— REQUIREMENT —
Pick out each line with the word "مدنی" from the material that follows.
-- START OF PROVIDED RECORDS --
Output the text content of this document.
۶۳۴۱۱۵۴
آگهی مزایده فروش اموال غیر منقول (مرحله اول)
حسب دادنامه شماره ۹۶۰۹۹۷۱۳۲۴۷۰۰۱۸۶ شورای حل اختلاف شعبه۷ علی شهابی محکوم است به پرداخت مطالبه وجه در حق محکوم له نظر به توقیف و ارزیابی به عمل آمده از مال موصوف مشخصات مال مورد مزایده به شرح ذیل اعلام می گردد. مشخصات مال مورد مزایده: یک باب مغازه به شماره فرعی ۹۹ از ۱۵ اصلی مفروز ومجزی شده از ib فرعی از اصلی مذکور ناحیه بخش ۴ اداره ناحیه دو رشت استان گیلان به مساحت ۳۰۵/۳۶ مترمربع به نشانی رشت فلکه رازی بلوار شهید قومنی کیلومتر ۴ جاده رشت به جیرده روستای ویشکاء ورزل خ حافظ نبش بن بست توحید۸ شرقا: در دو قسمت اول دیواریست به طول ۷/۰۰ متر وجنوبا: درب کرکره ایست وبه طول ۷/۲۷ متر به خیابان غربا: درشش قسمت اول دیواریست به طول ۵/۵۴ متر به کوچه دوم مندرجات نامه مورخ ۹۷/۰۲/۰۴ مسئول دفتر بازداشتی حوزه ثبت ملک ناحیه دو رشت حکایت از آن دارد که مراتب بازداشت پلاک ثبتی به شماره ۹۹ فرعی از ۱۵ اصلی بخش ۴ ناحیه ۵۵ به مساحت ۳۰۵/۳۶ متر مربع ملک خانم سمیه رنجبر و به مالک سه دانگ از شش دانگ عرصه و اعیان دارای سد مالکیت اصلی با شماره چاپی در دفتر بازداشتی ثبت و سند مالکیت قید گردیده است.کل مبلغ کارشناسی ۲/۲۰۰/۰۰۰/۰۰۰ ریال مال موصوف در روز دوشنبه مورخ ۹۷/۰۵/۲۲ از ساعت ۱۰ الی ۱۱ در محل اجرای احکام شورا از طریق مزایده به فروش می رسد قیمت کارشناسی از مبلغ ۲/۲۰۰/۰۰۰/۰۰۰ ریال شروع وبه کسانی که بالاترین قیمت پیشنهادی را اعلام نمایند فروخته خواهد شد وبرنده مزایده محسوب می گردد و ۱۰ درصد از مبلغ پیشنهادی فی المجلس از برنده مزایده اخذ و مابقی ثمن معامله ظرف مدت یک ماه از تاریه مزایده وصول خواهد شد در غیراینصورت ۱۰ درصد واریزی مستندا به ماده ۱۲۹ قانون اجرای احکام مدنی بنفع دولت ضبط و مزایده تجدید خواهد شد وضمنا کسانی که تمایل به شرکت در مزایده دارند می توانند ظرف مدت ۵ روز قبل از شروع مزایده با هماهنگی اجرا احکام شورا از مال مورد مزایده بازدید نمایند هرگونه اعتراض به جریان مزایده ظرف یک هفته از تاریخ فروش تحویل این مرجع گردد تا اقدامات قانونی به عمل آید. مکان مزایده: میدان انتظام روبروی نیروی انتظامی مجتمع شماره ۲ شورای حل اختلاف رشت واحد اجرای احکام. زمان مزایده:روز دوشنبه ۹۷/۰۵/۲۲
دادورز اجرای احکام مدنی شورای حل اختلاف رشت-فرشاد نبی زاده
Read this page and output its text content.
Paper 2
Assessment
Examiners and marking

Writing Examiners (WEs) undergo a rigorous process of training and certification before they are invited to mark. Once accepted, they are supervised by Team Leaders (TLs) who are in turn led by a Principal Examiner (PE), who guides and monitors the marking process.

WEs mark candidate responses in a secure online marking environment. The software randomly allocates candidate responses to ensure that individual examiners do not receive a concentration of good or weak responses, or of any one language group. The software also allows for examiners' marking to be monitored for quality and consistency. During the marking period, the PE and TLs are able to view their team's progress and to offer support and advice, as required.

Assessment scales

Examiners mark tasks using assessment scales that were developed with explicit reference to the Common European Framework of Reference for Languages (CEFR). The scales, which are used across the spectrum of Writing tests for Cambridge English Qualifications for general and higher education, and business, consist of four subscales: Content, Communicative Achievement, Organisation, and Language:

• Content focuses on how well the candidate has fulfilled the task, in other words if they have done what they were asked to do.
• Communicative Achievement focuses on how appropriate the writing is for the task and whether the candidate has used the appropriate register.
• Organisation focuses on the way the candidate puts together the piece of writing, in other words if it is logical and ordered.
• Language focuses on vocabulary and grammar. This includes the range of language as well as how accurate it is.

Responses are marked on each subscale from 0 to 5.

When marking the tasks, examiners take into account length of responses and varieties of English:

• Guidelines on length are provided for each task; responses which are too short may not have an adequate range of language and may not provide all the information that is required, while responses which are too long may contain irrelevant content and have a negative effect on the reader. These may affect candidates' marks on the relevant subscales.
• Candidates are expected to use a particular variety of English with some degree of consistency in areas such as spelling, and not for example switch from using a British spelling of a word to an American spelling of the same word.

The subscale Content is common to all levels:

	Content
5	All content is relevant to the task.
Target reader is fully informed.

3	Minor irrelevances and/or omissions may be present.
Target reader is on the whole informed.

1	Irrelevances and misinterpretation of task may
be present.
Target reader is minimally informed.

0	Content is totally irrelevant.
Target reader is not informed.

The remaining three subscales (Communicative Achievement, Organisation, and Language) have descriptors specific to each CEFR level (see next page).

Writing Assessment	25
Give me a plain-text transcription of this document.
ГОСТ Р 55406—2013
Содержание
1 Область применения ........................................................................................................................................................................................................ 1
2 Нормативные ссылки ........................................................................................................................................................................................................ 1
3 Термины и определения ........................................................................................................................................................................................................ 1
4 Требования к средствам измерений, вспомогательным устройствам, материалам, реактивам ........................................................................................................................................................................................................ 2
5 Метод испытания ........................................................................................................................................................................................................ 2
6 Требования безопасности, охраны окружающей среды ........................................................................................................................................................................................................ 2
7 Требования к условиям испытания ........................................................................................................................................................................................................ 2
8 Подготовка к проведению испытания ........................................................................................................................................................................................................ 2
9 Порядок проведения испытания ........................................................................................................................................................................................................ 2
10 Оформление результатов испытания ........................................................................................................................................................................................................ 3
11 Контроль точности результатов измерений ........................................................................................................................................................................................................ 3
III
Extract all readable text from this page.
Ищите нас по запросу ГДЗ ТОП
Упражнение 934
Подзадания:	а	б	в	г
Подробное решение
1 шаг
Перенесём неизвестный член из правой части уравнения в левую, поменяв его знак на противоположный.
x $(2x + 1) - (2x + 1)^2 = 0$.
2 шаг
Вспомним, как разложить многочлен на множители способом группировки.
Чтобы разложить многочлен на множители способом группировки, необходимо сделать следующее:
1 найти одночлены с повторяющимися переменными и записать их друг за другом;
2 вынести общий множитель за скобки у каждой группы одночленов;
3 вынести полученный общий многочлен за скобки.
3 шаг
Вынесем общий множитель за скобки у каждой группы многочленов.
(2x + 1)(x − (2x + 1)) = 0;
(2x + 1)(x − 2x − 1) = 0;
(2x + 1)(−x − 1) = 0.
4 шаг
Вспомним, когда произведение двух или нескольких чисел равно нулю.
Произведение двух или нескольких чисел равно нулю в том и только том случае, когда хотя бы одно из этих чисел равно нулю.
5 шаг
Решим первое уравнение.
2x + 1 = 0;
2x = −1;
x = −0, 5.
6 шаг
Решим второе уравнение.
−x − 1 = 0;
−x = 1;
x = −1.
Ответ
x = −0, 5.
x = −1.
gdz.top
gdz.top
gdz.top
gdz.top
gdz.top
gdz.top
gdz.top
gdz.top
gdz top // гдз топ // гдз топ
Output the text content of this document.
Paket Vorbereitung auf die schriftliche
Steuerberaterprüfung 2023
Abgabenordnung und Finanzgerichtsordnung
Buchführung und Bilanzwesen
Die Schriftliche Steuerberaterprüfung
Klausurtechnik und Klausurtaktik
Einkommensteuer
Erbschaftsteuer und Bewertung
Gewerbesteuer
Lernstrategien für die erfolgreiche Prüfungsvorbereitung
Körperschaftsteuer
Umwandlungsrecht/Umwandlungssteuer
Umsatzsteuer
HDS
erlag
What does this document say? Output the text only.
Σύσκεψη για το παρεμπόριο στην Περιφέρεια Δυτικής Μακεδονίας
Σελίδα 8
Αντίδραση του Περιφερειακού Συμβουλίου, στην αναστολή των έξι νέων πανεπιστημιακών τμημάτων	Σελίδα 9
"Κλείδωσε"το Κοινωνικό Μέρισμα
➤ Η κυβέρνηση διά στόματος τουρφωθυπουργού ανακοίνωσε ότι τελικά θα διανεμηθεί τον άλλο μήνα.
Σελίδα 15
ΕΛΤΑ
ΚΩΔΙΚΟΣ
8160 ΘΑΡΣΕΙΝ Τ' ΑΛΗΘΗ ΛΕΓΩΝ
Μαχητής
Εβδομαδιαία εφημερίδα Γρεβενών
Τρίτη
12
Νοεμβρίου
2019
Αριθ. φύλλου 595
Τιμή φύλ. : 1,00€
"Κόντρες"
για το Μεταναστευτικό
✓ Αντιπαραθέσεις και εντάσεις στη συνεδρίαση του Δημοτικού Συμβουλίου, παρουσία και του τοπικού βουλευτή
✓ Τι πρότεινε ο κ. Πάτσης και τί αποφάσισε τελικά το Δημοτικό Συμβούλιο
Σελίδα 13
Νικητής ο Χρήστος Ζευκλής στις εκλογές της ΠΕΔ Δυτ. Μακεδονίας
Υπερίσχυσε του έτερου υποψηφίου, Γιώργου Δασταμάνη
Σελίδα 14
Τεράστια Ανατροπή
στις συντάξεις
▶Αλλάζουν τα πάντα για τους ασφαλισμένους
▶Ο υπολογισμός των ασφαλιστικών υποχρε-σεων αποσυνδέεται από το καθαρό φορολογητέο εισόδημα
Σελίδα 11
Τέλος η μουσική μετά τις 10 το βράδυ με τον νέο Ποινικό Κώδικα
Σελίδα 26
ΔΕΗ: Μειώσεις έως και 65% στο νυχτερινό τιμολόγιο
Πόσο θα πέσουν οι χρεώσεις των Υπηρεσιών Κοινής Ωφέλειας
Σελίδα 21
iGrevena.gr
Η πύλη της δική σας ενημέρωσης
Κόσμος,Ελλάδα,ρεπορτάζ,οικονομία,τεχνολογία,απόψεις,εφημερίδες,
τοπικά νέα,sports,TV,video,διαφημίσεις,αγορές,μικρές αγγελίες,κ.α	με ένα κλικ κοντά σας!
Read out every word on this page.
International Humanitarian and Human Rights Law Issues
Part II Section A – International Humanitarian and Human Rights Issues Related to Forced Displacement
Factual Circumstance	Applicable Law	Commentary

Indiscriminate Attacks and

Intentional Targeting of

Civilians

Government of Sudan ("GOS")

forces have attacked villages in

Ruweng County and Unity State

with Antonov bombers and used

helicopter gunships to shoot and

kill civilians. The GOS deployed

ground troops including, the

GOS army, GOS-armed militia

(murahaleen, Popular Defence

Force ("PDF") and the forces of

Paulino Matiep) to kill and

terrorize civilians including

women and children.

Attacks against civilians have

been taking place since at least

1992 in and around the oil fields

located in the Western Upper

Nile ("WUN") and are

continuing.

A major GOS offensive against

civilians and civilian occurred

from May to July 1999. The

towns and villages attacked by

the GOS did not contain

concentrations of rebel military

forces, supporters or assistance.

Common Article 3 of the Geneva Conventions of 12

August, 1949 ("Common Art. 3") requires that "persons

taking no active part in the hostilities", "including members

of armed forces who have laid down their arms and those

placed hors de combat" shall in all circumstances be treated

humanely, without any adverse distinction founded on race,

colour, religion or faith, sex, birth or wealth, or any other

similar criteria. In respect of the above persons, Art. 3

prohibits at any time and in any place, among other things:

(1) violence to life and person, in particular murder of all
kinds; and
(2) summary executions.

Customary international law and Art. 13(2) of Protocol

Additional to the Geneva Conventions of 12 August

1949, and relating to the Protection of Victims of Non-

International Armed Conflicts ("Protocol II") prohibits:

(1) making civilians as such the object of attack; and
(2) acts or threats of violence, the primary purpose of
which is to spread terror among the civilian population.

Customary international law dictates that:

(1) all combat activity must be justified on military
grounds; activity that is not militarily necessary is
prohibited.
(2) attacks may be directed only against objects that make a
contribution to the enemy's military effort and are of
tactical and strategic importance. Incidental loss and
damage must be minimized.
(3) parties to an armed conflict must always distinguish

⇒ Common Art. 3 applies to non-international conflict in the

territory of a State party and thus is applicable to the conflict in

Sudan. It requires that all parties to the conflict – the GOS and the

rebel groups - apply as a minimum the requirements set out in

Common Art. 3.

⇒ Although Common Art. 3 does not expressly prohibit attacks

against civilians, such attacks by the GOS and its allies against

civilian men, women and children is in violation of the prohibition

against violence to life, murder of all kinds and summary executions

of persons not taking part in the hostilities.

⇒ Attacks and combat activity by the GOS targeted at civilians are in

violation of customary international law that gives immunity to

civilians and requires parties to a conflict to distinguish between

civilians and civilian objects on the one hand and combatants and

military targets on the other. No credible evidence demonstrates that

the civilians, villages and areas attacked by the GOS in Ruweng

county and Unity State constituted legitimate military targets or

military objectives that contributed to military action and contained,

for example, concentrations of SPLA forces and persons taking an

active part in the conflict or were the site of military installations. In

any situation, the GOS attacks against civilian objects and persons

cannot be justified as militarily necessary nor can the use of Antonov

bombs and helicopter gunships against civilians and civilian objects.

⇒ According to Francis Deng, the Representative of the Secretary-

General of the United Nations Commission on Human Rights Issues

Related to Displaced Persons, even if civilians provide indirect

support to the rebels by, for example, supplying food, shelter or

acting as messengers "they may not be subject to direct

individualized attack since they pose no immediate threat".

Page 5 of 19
-- END OF PROVIDED RECORDS --
— IN RESPONSE —
حسب دادنامه شماره ۹۶۰۹۹۷۱۳۲۴۷۰۰۱۸۶ شورای حل اختلاف شعبه۷ علی شهابی محکوم است به پرداخت مطالبه وجه در حق محکوم له نظر به توقیف و ارزیابی به عمل آمده از مال موصوف مشخصات مال مورد مزایده به شرح ذیل اعلام می گردد. مشخصات مال مورد مزایده: یک باب مغازه به شماره فرعی ۹۹ از ۱۵ اصلی مفروز ومجزی شده از ib فرعی از اصلی مذکور ناحیه بخش ۴ اداره ناحیه دو رشت استان گیلان به مساحت ۳۰۵/۳۶ مترمربع به نشانی رشت فلکه رازی بلوار شهید قومنی کیلومتر ۴ جاده رشت به جیرده روستای ویشکاء ورزل خ حافظ نبش بن بست توحید۸ شرقا: در دو قسمت اول دیواریست به طول ۷/۰۰ متر وجنوبا: درب کرکره ایست وبه طول ۷/۲۷ متر به خیابان غربا: درشش قسمت اول دیواریست به طول ۵/۵۴ متر به کوچه دوم مندرجات نامه مورخ ۹۷/۰۲/۰۴ مسئول دفتر بازداشتی حوزه ثبت ملک ناحیه دو رشت حکایت از آن دارد که مراتب بازداشت پلاک ثبتی به شماره ۹۹ فرعی از ۱۵ اصلی بخش ۴ ناحیه ۵۵ به مساحت ۳۰۵/۳۶ متر مربع ملک خانم سمیه رنجبر و به مالک سه دانگ از شش دانگ عرصه و اعیان دارای سد مالکیت اصلی با شماره چاپی در دفتر بازداشتی ثبت و سند مالکیت قید گردیده است.کل مبلغ کارشناسی ۲/۲۰۰/۰۰۰/۰۰۰ ریال مال موصوف در روز دوشنبه مورخ ۹۷/۰۵/۲۲ از ساعت ۱۰ الی ۱۱ در محل اجرای احکام شورا از طریق مزایده به فروش می رسد قیمت کارشناسی از مبلغ ۲/۲۰۰/۰۰۰/۰۰۰ ریال شروع وبه کسانی که بالاترین قیمت پیشنهادی را اعلام نمایند فروخته خواهد شد وبرنده مزایده محسوب می گردد و ۱۰ درصد از مبلغ پیشنهادی فی المجلس از برنده مزایده اخذ و مابقی ثمن معامله ظرف مدت یک ماه از تاریه مزایده وصول خواهد شد در غیراینصورت ۱۰ درصد واریزی مستندا به ماده ۱۲۹ قانون اجرای احکام مدنی بنفع دولت ضبط و مزایده تجدید خواهد شد وضمنا کسانی که تمایل به شرکت در مزایده دارند می توانند ظرف مدت ۵ روز قبل از شروع مزایده با هماهنگی اجرا احکام شورا از مال مورد مزایده بازدید نمایند هرگونه اعتراض به جریان مزایده ظرف یک هفته از تاریخ فروش تحویل این مرجع گردد تا اقدامات قانونی به عمل آید. مکان مزایده: میدان انتظام روبروی نیروی انتظامی مجتمع شماره ۲ شورای حل اختلاف رشت واحد اجرای احکام. زمان مزایده:روز دوشنبه ۹۷/۰۵/۲۲
دادورز اجرای احکام مدنی شورای حل اختلاف رشت-فرشاد نبی زاده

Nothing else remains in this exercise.